Task prompt
Pictures in the data below are not part of the copy; transcribe everything else exactly.

Data records

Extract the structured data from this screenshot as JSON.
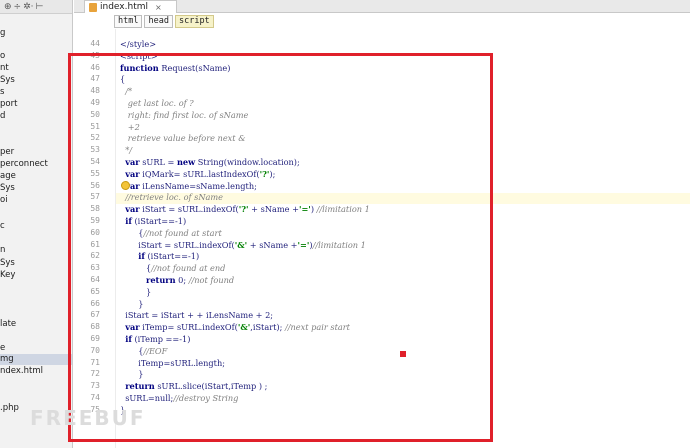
{
  "sidebar": {
    "toolbar_icons": [
      "globe-icon",
      "split-icon",
      "gear-icon",
      "collapse-icon"
    ],
    "toolbar_glyphs": [
      "⊕",
      "÷",
      "✲·",
      "⊢"
    ],
    "items": [
      {
        "label": "g",
        "selected": false
      },
      {
        "label": "o",
        "selected": false
      },
      {
        "label": "nt",
        "selected": false
      },
      {
        "label": "Sys",
        "selected": false
      },
      {
        "label": "s",
        "selected": false
      },
      {
        "label": "port",
        "selected": false
      },
      {
        "label": "d",
        "selected": false
      },
      {
        "label": "per",
        "selected": false
      },
      {
        "label": "perconnect",
        "selected": false
      },
      {
        "label": "age",
        "selected": false
      },
      {
        "label": "Sys",
        "selected": false
      },
      {
        "label": "oi",
        "selected": false
      },
      {
        "label": "c",
        "selected": false
      },
      {
        "label": "n",
        "selected": false
      },
      {
        "label": "Sys",
        "selected": false
      },
      {
        "label": "Key",
        "selected": false
      },
      {
        "label": "late",
        "selected": false
      },
      {
        "label": "e",
        "selected": false
      },
      {
        "label": "mg",
        "selected": true
      },
      {
        "label": "ndex.html",
        "selected": false
      },
      {
        "label": ".php",
        "selected": false
      }
    ]
  },
  "tabs": [
    {
      "label": "index.html",
      "icon": "html-file-icon",
      "close": "×"
    }
  ],
  "breadcrumb": [
    "html",
    "head",
    "script"
  ],
  "code_lines": [
    {
      "no": "44",
      "text": "</style>"
    },
    {
      "no": "45",
      "text": "<script>"
    },
    {
      "no": "46",
      "text": "function Request(sName)"
    },
    {
      "no": "47",
      "text": "{"
    },
    {
      "no": "48",
      "text": "  /*"
    },
    {
      "no": "49",
      "text": "   get last loc. of ?"
    },
    {
      "no": "50",
      "text": "   right: find first loc. of sName"
    },
    {
      "no": "51",
      "text": "   +2"
    },
    {
      "no": "52",
      "text": "   retrieve value before next &"
    },
    {
      "no": "53",
      "text": "  */"
    },
    {
      "no": "54",
      "text": "  var sURL = new String(window.location);"
    },
    {
      "no": "55",
      "text": "  var iQMark= sURL.lastIndexOf('?');"
    },
    {
      "no": "56",
      "text": "  var iLensName=sName.length;"
    },
    {
      "no": "57",
      "text": "  //retrieve loc. of sName"
    },
    {
      "no": "58",
      "text": "  var iStart = sURL.indexOf('?' + sName +'=') //limitation 1"
    },
    {
      "no": "59",
      "text": "  if (iStart==-1)"
    },
    {
      "no": "60",
      "text": "       {//not found at start"
    },
    {
      "no": "61",
      "text": "       iStart = sURL.indexOf('&' + sName +'=')//limitation 1"
    },
    {
      "no": "62",
      "text": "       if (iStart==-1)"
    },
    {
      "no": "63",
      "text": "          {//not found at end"
    },
    {
      "no": "64",
      "text": "          return 0; //not found"
    },
    {
      "no": "65",
      "text": "          }"
    },
    {
      "no": "66",
      "text": "       }"
    },
    {
      "no": "67",
      "text": "  iStart = iStart + + iLensName + 2;"
    },
    {
      "no": "68",
      "text": "  var iTemp= sURL.indexOf('&',iStart); //next pair start"
    },
    {
      "no": "69",
      "text": "  if (iTemp ==-1)"
    },
    {
      "no": "70",
      "text": "       {//EOF"
    },
    {
      "no": "71",
      "text": "       iTemp=sURL.length;"
    },
    {
      "no": "72",
      "text": "       }"
    },
    {
      "no": "73",
      "text": "  return sURL.slice(iStart,iTemp ) ;"
    },
    {
      "no": "74",
      "text": "  sURL=null;//destroy String"
    },
    {
      "no": "75",
      "text": "}"
    }
  ],
  "watermark": "FREEBUF",
  "colors": {
    "annotation": "#e0202a",
    "keyword": "#000080",
    "comment": "#808080",
    "string": "#008000"
  }
}
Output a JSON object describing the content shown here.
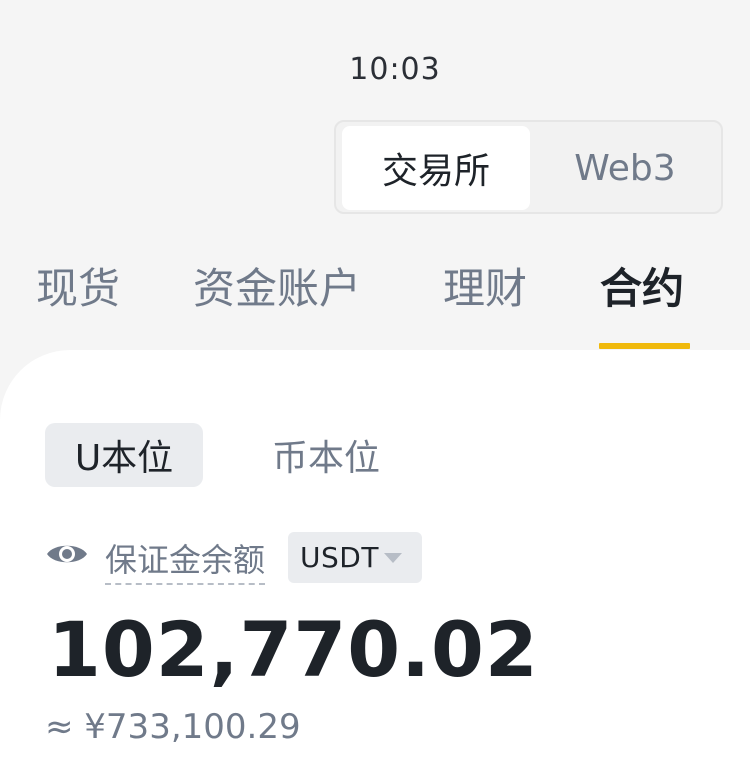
{
  "status": {
    "time": "10:03"
  },
  "mode_switch": {
    "active": "交易所",
    "inactive": "Web3"
  },
  "account_tabs": [
    {
      "label": "现货"
    },
    {
      "label": "资金账户"
    },
    {
      "label": "理财"
    },
    {
      "label": "合约"
    }
  ],
  "unit_tabs": {
    "active": "U本位",
    "inactive": "币本位"
  },
  "balance": {
    "label": "保证金余额",
    "currency": "USDT",
    "value": "102,770.02",
    "cny": "≈ ¥733,100.29"
  },
  "colors": {
    "accent": "#f0b90b",
    "text": "#1e2329",
    "muted": "#707a8a"
  }
}
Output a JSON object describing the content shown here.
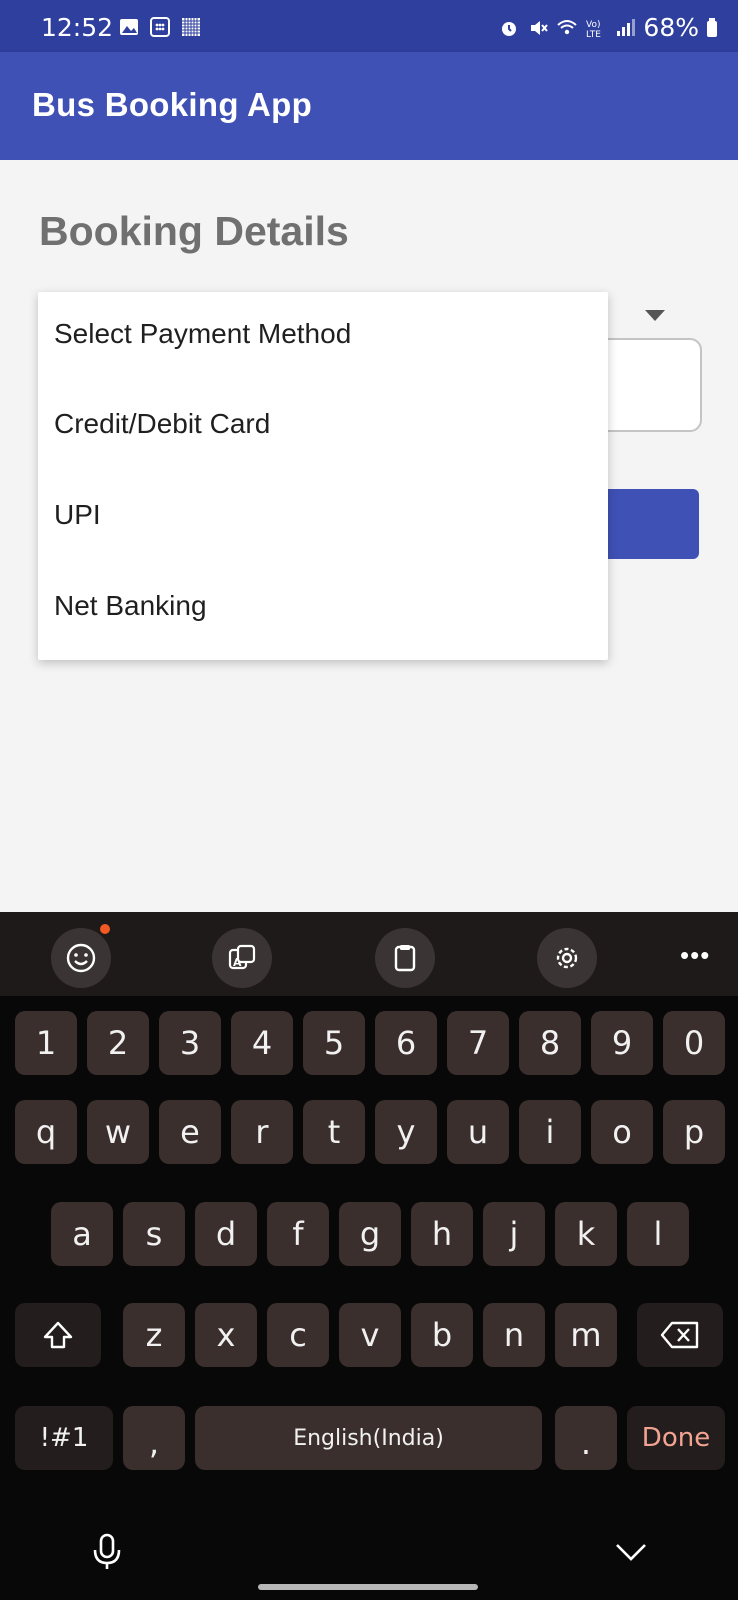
{
  "status_bar": {
    "time": "12:52",
    "battery": "68%"
  },
  "app_bar": {
    "title": "Bus Booking App"
  },
  "page": {
    "heading": "Booking Details"
  },
  "payment_dropdown": {
    "options": [
      "Select Payment Method",
      "Credit/Debit Card",
      "UPI",
      "Net Banking"
    ]
  },
  "keyboard": {
    "row_numbers": [
      "1",
      "2",
      "3",
      "4",
      "5",
      "6",
      "7",
      "8",
      "9",
      "0"
    ],
    "row_q": [
      "q",
      "w",
      "e",
      "r",
      "t",
      "y",
      "u",
      "i",
      "o",
      "p"
    ],
    "row_a": [
      "a",
      "s",
      "d",
      "f",
      "g",
      "h",
      "j",
      "k",
      "l"
    ],
    "row_z": [
      "z",
      "x",
      "c",
      "v",
      "b",
      "n",
      "m"
    ],
    "symbols_label": "!#1",
    "comma_label": ",",
    "space_label": "English(India)",
    "period_label": ".",
    "done_label": "Done",
    "accent_color": "#f3a391"
  }
}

Reply
Extract the structured data from this screenshot as JSON.
{
  "sidebar": {
    "toolbar_icons": [
      "globe-icon",
      "split-icon",
      "gear-icon",
      "collapse-icon"
    ],
    "toolbar_glyphs": [
      "⊕",
      "÷",
      "✲·",
      "⊢"
    ],
    "items": [
      {
        "label": "g",
        "selected": false
      },
      {
        "label": "o",
        "selected": false
      },
      {
        "label": "nt",
        "selected": false
      },
      {
        "label": "Sys",
        "selected": false
      },
      {
        "label": "s",
        "selected": false
      },
      {
        "label": "port",
        "selected": false
      },
      {
        "label": "d",
        "selected": false
      },
      {
        "label": "per",
        "selected": false
      },
      {
        "label": "perconnect",
        "selected": false
      },
      {
        "label": "age",
        "selected": false
      },
      {
        "label": "Sys",
        "selected": false
      },
      {
        "label": "oi",
        "selected": false
      },
      {
        "label": "c",
        "selected": false
      },
      {
        "label": "n",
        "selected": false
      },
      {
        "label": "Sys",
        "selected": false
      },
      {
        "label": "Key",
        "selected": false
      },
      {
        "label": "late",
        "selected": false
      },
      {
        "label": "e",
        "selected": false
      },
      {
        "label": "mg",
        "selected": true
      },
      {
        "label": "ndex.html",
        "selected": false
      },
      {
        "label": ".php",
        "selected": false
      }
    ]
  },
  "tabs": [
    {
      "label": "index.html",
      "icon": "html-file-icon",
      "close": "×"
    }
  ],
  "breadcrumb": [
    "html",
    "head",
    "script"
  ],
  "code_lines": [
    {
      "no": "44",
      "text": "</style>"
    },
    {
      "no": "45",
      "text": "<script>"
    },
    {
      "no": "46",
      "text": "function Request(sName)"
    },
    {
      "no": "47",
      "text": "{"
    },
    {
      "no": "48",
      "text": "  /*"
    },
    {
      "no": "49",
      "text": "   get last loc. of ?"
    },
    {
      "no": "50",
      "text": "   right: find first loc. of sName"
    },
    {
      "no": "51",
      "text": "   +2"
    },
    {
      "no": "52",
      "text": "   retrieve value before next &"
    },
    {
      "no": "53",
      "text": "  */"
    },
    {
      "no": "54",
      "text": "  var sURL = new String(window.location);"
    },
    {
      "no": "55",
      "text": "  var iQMark= sURL.lastIndexOf('?');"
    },
    {
      "no": "56",
      "text": "  var iLensName=sName.length;"
    },
    {
      "no": "57",
      "text": "  //retrieve loc. of sName"
    },
    {
      "no": "58",
      "text": "  var iStart = sURL.indexOf('?' + sName +'=') //limitation 1"
    },
    {
      "no": "59",
      "text": "  if (iStart==-1)"
    },
    {
      "no": "60",
      "text": "       {//not found at start"
    },
    {
      "no": "61",
      "text": "       iStart = sURL.indexOf('&' + sName +'=')//limitation 1"
    },
    {
      "no": "62",
      "text": "       if (iStart==-1)"
    },
    {
      "no": "63",
      "text": "          {//not found at end"
    },
    {
      "no": "64",
      "text": "          return 0; //not found"
    },
    {
      "no": "65",
      "text": "          }"
    },
    {
      "no": "66",
      "text": "       }"
    },
    {
      "no": "67",
      "text": "  iStart = iStart + + iLensName + 2;"
    },
    {
      "no": "68",
      "text": "  var iTemp= sURL.indexOf('&',iStart); //next pair start"
    },
    {
      "no": "69",
      "text": "  if (iTemp ==-1)"
    },
    {
      "no": "70",
      "text": "       {//EOF"
    },
    {
      "no": "71",
      "text": "       iTemp=sURL.length;"
    },
    {
      "no": "72",
      "text": "       }"
    },
    {
      "no": "73",
      "text": "  return sURL.slice(iStart,iTemp ) ;"
    },
    {
      "no": "74",
      "text": "  sURL=null;//destroy String"
    },
    {
      "no": "75",
      "text": "}"
    }
  ],
  "watermark": "FREEBUF",
  "colors": {
    "annotation": "#e0202a",
    "keyword": "#000080",
    "comment": "#808080",
    "string": "#008000"
  }
}
Output a JSON object describing the content shown here.
{
  "status": {
    "time": "10:03"
  },
  "mode_switch": {
    "active": "交易所",
    "inactive": "Web3"
  },
  "account_tabs": [
    {
      "label": "现货"
    },
    {
      "label": "资金账户"
    },
    {
      "label": "理财"
    },
    {
      "label": "合约"
    }
  ],
  "unit_tabs": {
    "active": "U本位",
    "inactive": "币本位"
  },
  "balance": {
    "label": "保证金余额",
    "currency": "USDT",
    "value": "102,770.02",
    "cny": "≈ ¥733,100.29"
  },
  "colors": {
    "accent": "#f0b90b",
    "text": "#1e2329",
    "muted": "#707a8a"
  }
}
Output a JSON object describing the content shown here.
{
  "status_bar": {
    "time": "12:52",
    "battery": "68%"
  },
  "app_bar": {
    "title": "Bus Booking App"
  },
  "page": {
    "heading": "Booking Details"
  },
  "payment_dropdown": {
    "options": [
      "Select Payment Method",
      "Credit/Debit Card",
      "UPI",
      "Net Banking"
    ]
  },
  "keyboard": {
    "row_numbers": [
      "1",
      "2",
      "3",
      "4",
      "5",
      "6",
      "7",
      "8",
      "9",
      "0"
    ],
    "row_q": [
      "q",
      "w",
      "e",
      "r",
      "t",
      "y",
      "u",
      "i",
      "o",
      "p"
    ],
    "row_a": [
      "a",
      "s",
      "d",
      "f",
      "g",
      "h",
      "j",
      "k",
      "l"
    ],
    "row_z": [
      "z",
      "x",
      "c",
      "v",
      "b",
      "n",
      "m"
    ],
    "symbols_label": "!#1",
    "comma_label": ",",
    "space_label": "English(India)",
    "period_label": ".",
    "done_label": "Done",
    "accent_color": "#f3a391"
  }
}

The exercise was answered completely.